§ **Problem requirements**:
Read through the data and report every line in which the word "Алмазная" occurs.

§ **Given entries**:
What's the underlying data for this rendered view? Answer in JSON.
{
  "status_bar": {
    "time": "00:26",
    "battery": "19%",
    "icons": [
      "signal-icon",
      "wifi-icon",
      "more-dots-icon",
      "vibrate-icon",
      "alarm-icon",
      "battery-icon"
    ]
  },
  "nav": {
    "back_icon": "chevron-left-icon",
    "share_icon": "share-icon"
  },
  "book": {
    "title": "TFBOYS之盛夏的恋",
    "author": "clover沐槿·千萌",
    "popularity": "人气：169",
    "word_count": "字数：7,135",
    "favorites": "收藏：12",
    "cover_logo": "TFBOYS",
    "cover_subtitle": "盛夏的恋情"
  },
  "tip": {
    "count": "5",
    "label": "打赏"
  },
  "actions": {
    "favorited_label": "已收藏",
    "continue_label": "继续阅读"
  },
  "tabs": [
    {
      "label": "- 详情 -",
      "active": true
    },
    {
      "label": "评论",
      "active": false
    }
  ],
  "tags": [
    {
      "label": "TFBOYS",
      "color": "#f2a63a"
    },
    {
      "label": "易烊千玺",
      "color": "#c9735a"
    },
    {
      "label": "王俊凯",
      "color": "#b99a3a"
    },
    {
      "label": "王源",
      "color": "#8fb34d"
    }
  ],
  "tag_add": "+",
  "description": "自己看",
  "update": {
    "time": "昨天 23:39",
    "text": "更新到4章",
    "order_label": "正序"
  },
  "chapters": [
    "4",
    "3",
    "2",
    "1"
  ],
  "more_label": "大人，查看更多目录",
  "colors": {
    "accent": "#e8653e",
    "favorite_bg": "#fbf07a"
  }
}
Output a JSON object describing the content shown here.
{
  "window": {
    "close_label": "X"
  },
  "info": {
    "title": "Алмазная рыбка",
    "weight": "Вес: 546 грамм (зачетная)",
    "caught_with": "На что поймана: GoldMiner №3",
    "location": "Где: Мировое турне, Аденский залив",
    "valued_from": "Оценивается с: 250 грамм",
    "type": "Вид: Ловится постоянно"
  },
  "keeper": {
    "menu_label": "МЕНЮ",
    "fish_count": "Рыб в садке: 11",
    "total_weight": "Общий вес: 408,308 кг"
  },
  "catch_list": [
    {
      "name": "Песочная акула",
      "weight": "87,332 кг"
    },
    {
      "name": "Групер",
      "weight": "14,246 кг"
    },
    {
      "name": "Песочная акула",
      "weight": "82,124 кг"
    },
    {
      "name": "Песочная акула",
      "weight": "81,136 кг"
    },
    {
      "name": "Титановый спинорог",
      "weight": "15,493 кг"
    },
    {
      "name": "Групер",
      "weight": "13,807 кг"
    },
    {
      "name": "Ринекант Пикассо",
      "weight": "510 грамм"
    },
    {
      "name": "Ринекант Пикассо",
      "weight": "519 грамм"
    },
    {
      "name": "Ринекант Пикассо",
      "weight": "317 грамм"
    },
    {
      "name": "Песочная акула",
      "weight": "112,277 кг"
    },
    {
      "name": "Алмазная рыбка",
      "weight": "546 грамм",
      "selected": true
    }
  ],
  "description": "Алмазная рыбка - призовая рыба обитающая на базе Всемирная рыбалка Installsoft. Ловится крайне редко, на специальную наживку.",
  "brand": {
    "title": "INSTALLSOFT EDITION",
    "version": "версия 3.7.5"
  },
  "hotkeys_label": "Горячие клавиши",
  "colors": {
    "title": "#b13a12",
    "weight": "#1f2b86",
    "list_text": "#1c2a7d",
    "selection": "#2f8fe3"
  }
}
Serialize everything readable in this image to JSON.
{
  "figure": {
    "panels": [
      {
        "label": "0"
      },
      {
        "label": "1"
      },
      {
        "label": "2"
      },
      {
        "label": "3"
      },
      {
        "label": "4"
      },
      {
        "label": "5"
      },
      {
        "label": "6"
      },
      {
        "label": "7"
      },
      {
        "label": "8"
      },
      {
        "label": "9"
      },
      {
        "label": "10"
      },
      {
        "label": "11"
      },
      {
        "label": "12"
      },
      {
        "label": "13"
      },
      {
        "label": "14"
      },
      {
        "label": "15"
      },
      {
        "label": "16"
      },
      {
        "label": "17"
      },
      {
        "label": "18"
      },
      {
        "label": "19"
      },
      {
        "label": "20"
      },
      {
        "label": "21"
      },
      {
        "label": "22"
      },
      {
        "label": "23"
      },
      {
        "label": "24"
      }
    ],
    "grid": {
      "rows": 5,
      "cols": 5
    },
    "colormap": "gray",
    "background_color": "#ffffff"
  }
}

§ **Complete output**:
    "title": "Алмазная рыбка",
      "name": "Алмазная рыбка",
  "description": "Алмазная рыбка - призовая рыба обитающая на базе Всемирная рыбалка Installsoft. Ловится крайне редко, на специальную наживку.",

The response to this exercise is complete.